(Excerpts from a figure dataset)

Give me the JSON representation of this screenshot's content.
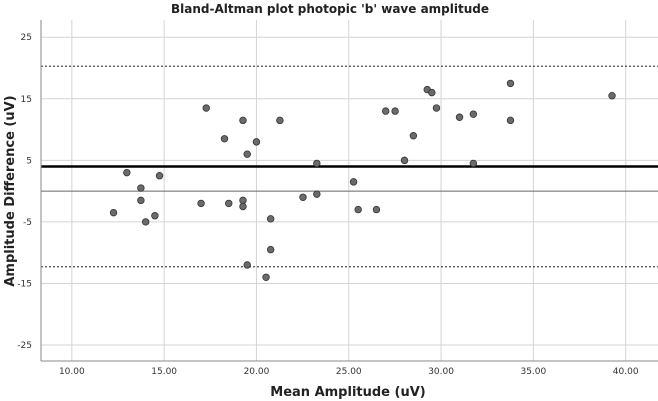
{
  "chart_data": {
    "type": "scatter",
    "title": "Bland-Altman plot photopic 'b' wave amplitude",
    "xlabel": "Mean Amplitude (uV)",
    "ylabel": "Amplitude Difference (uV)",
    "xlim": [
      8.33,
      41.75
    ],
    "ylim": [
      -27.6,
      27.8
    ],
    "xticks": [
      10,
      15,
      20,
      25,
      30,
      35,
      40
    ],
    "xtick_labels": [
      "10.00",
      "15.00",
      "20.00",
      "25.00",
      "30.00",
      "35.00",
      "40.00"
    ],
    "yticks": [
      25,
      15,
      5,
      -5,
      -15,
      -25
    ],
    "ytick_labels": [
      "25",
      "15",
      "5",
      "-5",
      "-15",
      "-25"
    ],
    "grid": true,
    "reference_lines": [
      {
        "name": "zero",
        "y": 0,
        "style": "solid-thin"
      },
      {
        "name": "mean-difference",
        "y": 4.0,
        "style": "solid-thick"
      },
      {
        "name": "upper-limit-of-agreement",
        "y": 20.3,
        "style": "dashed"
      },
      {
        "name": "lower-limit-of-agreement",
        "y": -12.3,
        "style": "dashed"
      }
    ],
    "points": [
      [
        12.26,
        -3.5
      ],
      [
        12.98,
        3.0
      ],
      [
        13.74,
        0.5
      ],
      [
        13.74,
        -1.5
      ],
      [
        14.0,
        -5.0
      ],
      [
        14.5,
        -4.0
      ],
      [
        14.75,
        2.5
      ],
      [
        17.0,
        -2.0
      ],
      [
        17.28,
        13.5
      ],
      [
        18.27,
        8.5
      ],
      [
        18.5,
        -2.0
      ],
      [
        19.27,
        11.5
      ],
      [
        19.27,
        -1.5
      ],
      [
        19.27,
        -2.5
      ],
      [
        19.5,
        6.0
      ],
      [
        19.5,
        -12.0
      ],
      [
        20.0,
        8.0
      ],
      [
        20.52,
        -14.0
      ],
      [
        20.77,
        -4.5
      ],
      [
        20.77,
        -9.5
      ],
      [
        21.27,
        11.5
      ],
      [
        22.52,
        -1.0
      ],
      [
        23.27,
        4.5
      ],
      [
        23.27,
        -0.5
      ],
      [
        25.26,
        1.5
      ],
      [
        25.51,
        -3.0
      ],
      [
        26.5,
        -3.0
      ],
      [
        27.0,
        13.0
      ],
      [
        27.51,
        13.0
      ],
      [
        28.02,
        5.0
      ],
      [
        28.5,
        9.0
      ],
      [
        29.25,
        16.5
      ],
      [
        29.5,
        16.0
      ],
      [
        29.75,
        13.5
      ],
      [
        31.0,
        12.0
      ],
      [
        31.75,
        12.5
      ],
      [
        31.75,
        4.5
      ],
      [
        33.76,
        17.5
      ],
      [
        33.76,
        11.5
      ],
      [
        39.26,
        15.5
      ]
    ],
    "colors": {
      "point": "#6b6b6b",
      "grid": "#d4d4d4",
      "line": "#000000"
    }
  }
}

### [The request]
Repeat the material above in full and exactly, omitting the pictures.

### [Exercise solution]
Give me the JSON representation of this screenshot's content.
{
  "chart_data": {
    "type": "scatter",
    "title": "Bland-Altman plot photopic 'b' wave amplitude",
    "xlabel": "Mean Amplitude (uV)",
    "ylabel": "Amplitude Difference (uV)",
    "xlim": [
      8.33,
      41.75
    ],
    "ylim": [
      -27.6,
      27.8
    ],
    "xticks": [
      10,
      15,
      20,
      25,
      30,
      35,
      40
    ],
    "xtick_labels": [
      "10.00",
      "15.00",
      "20.00",
      "25.00",
      "30.00",
      "35.00",
      "40.00"
    ],
    "yticks": [
      25,
      15,
      5,
      -5,
      -15,
      -25
    ],
    "ytick_labels": [
      "25",
      "15",
      "5",
      "-5",
      "-15",
      "-25"
    ],
    "grid": true,
    "reference_lines": [
      {
        "name": "zero",
        "y": 0,
        "style": "solid-thin"
      },
      {
        "name": "mean-difference",
        "y": 4.0,
        "style": "solid-thick"
      },
      {
        "name": "upper-limit-of-agreement",
        "y": 20.3,
        "style": "dashed"
      },
      {
        "name": "lower-limit-of-agreement",
        "y": -12.3,
        "style": "dashed"
      }
    ],
    "points": [
      [
        12.26,
        -3.5
      ],
      [
        12.98,
        3.0
      ],
      [
        13.74,
        0.5
      ],
      [
        13.74,
        -1.5
      ],
      [
        14.0,
        -5.0
      ],
      [
        14.5,
        -4.0
      ],
      [
        14.75,
        2.5
      ],
      [
        17.0,
        -2.0
      ],
      [
        17.28,
        13.5
      ],
      [
        18.27,
        8.5
      ],
      [
        18.5,
        -2.0
      ],
      [
        19.27,
        11.5
      ],
      [
        19.27,
        -1.5
      ],
      [
        19.27,
        -2.5
      ],
      [
        19.5,
        6.0
      ],
      [
        19.5,
        -12.0
      ],
      [
        20.0,
        8.0
      ],
      [
        20.52,
        -14.0
      ],
      [
        20.77,
        -4.5
      ],
      [
        20.77,
        -9.5
      ],
      [
        21.27,
        11.5
      ],
      [
        22.52,
        -1.0
      ],
      [
        23.27,
        4.5
      ],
      [
        23.27,
        -0.5
      ],
      [
        25.26,
        1.5
      ],
      [
        25.51,
        -3.0
      ],
      [
        26.5,
        -3.0
      ],
      [
        27.0,
        13.0
      ],
      [
        27.51,
        13.0
      ],
      [
        28.02,
        5.0
      ],
      [
        28.5,
        9.0
      ],
      [
        29.25,
        16.5
      ],
      [
        29.5,
        16.0
      ],
      [
        29.75,
        13.5
      ],
      [
        31.0,
        12.0
      ],
      [
        31.75,
        12.5
      ],
      [
        31.75,
        4.5
      ],
      [
        33.76,
        17.5
      ],
      [
        33.76,
        11.5
      ],
      [
        39.26,
        15.5
      ]
    ],
    "colors": {
      "point": "#6b6b6b",
      "grid": "#d4d4d4",
      "line": "#000000"
    }
  }
}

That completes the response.